### Exercise task
Retype the complete listing exactly as it appears.
— START OF Data for the task —
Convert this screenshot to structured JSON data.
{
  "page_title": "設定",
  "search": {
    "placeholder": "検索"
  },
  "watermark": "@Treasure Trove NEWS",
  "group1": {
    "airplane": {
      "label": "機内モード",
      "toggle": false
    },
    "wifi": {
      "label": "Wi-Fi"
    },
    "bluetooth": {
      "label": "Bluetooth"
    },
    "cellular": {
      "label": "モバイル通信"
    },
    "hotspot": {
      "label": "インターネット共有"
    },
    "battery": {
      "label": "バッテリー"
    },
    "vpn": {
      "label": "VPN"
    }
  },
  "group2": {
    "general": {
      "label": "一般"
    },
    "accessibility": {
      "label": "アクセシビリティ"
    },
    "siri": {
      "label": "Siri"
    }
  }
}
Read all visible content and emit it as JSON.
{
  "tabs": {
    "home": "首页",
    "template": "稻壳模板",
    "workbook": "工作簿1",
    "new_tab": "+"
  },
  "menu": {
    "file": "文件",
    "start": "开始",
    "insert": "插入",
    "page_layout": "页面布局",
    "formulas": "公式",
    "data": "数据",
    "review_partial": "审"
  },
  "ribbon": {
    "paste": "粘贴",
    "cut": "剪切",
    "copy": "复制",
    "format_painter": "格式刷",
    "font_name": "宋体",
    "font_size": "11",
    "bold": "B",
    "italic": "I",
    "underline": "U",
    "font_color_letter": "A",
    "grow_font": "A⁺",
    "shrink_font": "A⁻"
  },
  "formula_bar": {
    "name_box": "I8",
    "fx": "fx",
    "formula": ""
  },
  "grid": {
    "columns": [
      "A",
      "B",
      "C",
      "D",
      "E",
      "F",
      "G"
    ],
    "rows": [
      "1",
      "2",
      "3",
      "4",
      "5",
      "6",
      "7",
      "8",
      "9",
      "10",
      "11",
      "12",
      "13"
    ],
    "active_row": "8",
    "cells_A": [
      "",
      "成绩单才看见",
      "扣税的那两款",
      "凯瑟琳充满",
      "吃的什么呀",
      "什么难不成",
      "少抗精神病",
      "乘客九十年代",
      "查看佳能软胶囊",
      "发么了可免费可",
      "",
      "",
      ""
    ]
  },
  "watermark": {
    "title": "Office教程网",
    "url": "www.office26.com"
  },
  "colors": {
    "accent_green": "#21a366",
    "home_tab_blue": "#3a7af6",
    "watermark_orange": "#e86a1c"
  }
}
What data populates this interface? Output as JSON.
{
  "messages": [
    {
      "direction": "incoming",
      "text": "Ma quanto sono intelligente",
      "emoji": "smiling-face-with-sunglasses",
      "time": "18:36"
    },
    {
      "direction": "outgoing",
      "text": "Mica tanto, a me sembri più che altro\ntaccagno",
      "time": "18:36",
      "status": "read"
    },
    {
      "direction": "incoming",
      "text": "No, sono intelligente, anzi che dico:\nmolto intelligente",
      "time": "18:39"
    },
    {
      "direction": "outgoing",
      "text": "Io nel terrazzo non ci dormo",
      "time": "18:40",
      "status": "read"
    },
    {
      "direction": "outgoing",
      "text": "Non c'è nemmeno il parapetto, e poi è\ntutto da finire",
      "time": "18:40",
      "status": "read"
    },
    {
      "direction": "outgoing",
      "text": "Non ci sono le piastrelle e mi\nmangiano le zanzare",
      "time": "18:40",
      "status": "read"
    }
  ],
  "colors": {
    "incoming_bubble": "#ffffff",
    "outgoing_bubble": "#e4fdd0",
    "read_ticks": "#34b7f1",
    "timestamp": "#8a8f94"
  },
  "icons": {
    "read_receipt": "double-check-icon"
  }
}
— END OF Data for the task —
### Exercise output
Convert this screenshot to structured JSON data.
{
  "page_title": "設定",
  "search": {
    "placeholder": "検索"
  },
  "watermark": "@Treasure Trove NEWS",
  "group1": {
    "airplane": {
      "label": "機内モード",
      "toggle": false
    },
    "wifi": {
      "label": "Wi-Fi"
    },
    "bluetooth": {
      "label": "Bluetooth"
    },
    "cellular": {
      "label": "モバイル通信"
    },
    "hotspot": {
      "label": "インターネット共有"
    },
    "battery": {
      "label": "バッテリー"
    },
    "vpn": {
      "label": "VPN"
    }
  },
  "group2": {
    "general": {
      "label": "一般"
    },
    "accessibility": {
      "label": "アクセシビリティ"
    },
    "siri": {
      "label": "Siri"
    }
  }
}
Read all visible content and emit it as JSON.
{
  "tabs": {
    "home": "首页",
    "template": "稻壳模板",
    "workbook": "工作簿1",
    "new_tab": "+"
  },
  "menu": {
    "file": "文件",
    "start": "开始",
    "insert": "插入",
    "page_layout": "页面布局",
    "formulas": "公式",
    "data": "数据",
    "review_partial": "审"
  },
  "ribbon": {
    "paste": "粘贴",
    "cut": "剪切",
    "copy": "复制",
    "format_painter": "格式刷",
    "font_name": "宋体",
    "font_size": "11",
    "bold": "B",
    "italic": "I",
    "underline": "U",
    "font_color_letter": "A",
    "grow_font": "A⁺",
    "shrink_font": "A⁻"
  },
  "formula_bar": {
    "name_box": "I8",
    "fx": "fx",
    "formula": ""
  },
  "grid": {
    "columns": [
      "A",
      "B",
      "C",
      "D",
      "E",
      "F",
      "G"
    ],
    "rows": [
      "1",
      "2",
      "3",
      "4",
      "5",
      "6",
      "7",
      "8",
      "9",
      "10",
      "11",
      "12",
      "13"
    ],
    "active_row": "8",
    "cells_A": [
      "",
      "成绩单才看见",
      "扣税的那两款",
      "凯瑟琳充满",
      "吃的什么呀",
      "什么难不成",
      "少抗精神病",
      "乘客九十年代",
      "查看佳能软胶囊",
      "发么了可免费可",
      "",
      "",
      ""
    ]
  },
  "watermark": {
    "title": "Office教程网",
    "url": "www.office26.com"
  },
  "colors": {
    "accent_green": "#21a366",
    "home_tab_blue": "#3a7af6",
    "watermark_orange": "#e86a1c"
  }
}
What data populates this interface? Output as JSON.
{
  "messages": [
    {
      "direction": "incoming",
      "text": "Ma quanto sono intelligente",
      "emoji": "smiling-face-with-sunglasses",
      "time": "18:36"
    },
    {
      "direction": "outgoing",
      "text": "Mica tanto, a me sembri più che altro\ntaccagno",
      "time": "18:36",
      "status": "read"
    },
    {
      "direction": "incoming",
      "text": "No, sono intelligente, anzi che dico:\nmolto intelligente",
      "time": "18:39"
    },
    {
      "direction": "outgoing",
      "text": "Io nel terrazzo non ci dormo",
      "time": "18:40",
      "status": "read"
    },
    {
      "direction": "outgoing",
      "text": "Non c'è nemmeno il parapetto, e poi è\ntutto da finire",
      "time": "18:40",
      "status": "read"
    },
    {
      "direction": "outgoing",
      "text": "Non ci sono le piastrelle e mi\nmangiano le zanzare",
      "time": "18:40",
      "status": "read"
    }
  ],
  "colors": {
    "incoming_bubble": "#ffffff",
    "outgoing_bubble": "#e4fdd0",
    "read_ticks": "#34b7f1",
    "timestamp": "#8a8f94"
  },
  "icons": {
    "read_receipt": "double-check-icon"
  }
}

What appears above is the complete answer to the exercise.